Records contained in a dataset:

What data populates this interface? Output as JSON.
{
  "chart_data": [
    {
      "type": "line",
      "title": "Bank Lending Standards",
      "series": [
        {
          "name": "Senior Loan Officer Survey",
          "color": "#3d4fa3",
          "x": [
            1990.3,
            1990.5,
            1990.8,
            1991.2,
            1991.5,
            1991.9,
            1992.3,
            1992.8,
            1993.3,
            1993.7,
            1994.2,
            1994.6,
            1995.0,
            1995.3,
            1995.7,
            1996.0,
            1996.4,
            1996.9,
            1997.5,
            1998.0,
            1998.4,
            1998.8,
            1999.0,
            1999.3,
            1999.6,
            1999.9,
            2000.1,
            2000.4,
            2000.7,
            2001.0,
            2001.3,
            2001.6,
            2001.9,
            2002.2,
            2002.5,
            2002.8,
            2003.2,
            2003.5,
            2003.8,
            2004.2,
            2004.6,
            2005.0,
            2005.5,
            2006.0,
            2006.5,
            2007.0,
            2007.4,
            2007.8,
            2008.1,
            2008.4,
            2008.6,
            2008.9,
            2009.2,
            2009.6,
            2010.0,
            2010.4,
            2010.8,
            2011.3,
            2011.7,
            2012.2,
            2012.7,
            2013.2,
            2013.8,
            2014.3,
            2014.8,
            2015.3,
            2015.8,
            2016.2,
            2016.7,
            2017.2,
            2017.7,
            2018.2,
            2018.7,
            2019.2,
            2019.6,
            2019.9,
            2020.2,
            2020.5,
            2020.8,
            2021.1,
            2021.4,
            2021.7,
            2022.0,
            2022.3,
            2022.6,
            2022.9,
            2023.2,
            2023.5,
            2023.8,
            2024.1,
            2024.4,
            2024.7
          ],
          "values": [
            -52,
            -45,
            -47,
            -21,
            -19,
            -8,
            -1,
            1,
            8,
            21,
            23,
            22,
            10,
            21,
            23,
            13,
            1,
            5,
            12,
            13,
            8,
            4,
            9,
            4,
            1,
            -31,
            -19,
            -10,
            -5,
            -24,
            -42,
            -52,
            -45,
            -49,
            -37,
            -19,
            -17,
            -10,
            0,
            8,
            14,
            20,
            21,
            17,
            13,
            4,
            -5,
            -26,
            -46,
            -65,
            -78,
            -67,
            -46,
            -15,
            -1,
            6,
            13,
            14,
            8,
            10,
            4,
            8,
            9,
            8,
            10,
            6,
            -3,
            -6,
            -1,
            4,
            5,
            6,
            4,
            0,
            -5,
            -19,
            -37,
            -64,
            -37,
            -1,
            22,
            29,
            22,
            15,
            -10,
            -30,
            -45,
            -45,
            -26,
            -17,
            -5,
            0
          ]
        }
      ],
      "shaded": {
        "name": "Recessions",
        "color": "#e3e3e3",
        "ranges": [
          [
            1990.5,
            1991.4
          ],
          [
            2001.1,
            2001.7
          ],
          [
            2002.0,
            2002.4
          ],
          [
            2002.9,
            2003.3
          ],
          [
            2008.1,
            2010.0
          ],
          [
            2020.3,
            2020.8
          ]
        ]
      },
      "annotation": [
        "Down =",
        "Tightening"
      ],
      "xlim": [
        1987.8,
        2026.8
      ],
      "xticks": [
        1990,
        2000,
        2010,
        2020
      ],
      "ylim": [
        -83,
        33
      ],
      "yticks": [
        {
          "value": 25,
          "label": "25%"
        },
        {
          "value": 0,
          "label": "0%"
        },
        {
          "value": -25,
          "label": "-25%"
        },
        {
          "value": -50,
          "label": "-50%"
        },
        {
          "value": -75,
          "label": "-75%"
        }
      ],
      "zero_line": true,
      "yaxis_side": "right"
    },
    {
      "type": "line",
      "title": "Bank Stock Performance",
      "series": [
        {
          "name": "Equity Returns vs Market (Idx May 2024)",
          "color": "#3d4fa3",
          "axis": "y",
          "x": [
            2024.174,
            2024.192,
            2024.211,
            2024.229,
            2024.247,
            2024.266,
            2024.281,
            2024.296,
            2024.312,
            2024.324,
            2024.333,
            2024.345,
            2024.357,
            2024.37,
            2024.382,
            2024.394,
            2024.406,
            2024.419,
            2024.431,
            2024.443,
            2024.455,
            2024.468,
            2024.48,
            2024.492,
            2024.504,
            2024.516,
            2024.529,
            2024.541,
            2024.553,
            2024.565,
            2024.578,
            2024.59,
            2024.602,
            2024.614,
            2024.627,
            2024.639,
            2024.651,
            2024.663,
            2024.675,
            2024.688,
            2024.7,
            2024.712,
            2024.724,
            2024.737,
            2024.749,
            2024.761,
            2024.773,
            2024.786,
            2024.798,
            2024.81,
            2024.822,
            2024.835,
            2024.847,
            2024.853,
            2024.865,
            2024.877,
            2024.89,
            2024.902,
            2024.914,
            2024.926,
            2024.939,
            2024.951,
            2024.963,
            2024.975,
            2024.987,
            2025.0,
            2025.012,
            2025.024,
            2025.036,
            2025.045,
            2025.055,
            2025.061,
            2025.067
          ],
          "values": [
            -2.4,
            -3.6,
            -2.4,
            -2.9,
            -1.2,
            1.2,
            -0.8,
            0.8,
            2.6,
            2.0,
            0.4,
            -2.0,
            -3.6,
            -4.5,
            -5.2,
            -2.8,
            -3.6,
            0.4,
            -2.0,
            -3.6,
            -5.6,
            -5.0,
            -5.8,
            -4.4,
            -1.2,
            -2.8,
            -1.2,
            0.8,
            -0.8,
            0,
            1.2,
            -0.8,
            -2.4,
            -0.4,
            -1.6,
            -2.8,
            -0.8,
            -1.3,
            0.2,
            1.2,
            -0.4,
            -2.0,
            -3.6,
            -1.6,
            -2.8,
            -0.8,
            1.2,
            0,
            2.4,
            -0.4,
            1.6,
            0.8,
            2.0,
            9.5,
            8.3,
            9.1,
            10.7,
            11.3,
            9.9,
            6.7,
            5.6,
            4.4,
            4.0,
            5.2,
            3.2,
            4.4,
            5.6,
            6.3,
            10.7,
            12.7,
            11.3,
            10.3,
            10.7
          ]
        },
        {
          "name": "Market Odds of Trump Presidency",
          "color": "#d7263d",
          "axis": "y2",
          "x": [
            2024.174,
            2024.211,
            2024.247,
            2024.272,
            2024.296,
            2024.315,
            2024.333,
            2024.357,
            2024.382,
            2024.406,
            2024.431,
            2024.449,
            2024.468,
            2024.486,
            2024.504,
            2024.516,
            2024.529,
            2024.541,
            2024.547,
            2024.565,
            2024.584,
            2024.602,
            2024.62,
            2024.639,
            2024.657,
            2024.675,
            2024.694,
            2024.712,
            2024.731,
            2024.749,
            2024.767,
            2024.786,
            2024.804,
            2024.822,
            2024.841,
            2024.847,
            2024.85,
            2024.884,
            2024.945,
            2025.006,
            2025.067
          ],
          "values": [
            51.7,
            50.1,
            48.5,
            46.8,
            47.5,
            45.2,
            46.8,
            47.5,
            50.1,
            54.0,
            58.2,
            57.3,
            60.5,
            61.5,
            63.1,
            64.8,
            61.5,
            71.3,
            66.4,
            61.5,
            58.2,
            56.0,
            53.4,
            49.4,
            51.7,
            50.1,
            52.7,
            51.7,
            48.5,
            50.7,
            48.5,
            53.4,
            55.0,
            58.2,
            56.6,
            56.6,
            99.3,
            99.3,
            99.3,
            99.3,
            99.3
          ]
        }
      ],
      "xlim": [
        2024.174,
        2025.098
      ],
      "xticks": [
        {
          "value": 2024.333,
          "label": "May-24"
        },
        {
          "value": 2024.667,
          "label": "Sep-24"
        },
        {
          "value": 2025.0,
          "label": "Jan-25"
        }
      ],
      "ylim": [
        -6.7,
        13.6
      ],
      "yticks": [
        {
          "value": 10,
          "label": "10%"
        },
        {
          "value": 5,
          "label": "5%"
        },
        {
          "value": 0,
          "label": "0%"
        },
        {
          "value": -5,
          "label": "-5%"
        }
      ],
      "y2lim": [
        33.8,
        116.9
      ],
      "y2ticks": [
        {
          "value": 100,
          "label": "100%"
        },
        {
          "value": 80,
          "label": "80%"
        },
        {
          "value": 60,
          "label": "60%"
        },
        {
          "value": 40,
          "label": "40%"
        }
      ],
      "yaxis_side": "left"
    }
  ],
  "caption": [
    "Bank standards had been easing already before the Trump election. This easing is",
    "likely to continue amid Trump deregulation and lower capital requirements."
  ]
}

THE PROBLEM: Pull every line containing "Bank" from the data.

RESULT:
      "title": "Bank Lending Standards",
      "title": "Bank Stock Performance",
    "Bank standards had been easing already before the Trump election. This easing is",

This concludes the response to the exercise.